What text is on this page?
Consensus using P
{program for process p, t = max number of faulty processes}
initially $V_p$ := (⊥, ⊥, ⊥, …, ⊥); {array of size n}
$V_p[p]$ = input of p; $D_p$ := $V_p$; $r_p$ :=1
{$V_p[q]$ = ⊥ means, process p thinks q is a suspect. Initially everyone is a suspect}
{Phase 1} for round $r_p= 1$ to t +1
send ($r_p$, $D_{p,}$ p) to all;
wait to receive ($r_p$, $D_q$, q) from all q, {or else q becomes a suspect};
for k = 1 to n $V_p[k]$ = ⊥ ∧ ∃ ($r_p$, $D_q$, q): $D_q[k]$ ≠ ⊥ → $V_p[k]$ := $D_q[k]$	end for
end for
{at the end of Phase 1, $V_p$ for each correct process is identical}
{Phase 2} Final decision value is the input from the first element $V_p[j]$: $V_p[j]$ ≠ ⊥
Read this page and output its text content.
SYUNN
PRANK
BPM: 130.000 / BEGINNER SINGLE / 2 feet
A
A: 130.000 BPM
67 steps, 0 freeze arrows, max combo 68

__________________________________________________

[EXERCISE PROMPT]: Find and copy each line above that includes the string "Phase".

[TASK RESULT]:
{Phase 1} for round $r_p= 1$ to t +1
{at the end of Phase 1, $V_p$ for each correct process is identical}
{Phase 2} Final decision value is the input from the first element $V_p[j]$: $V_p[j]$ ≠ ⊥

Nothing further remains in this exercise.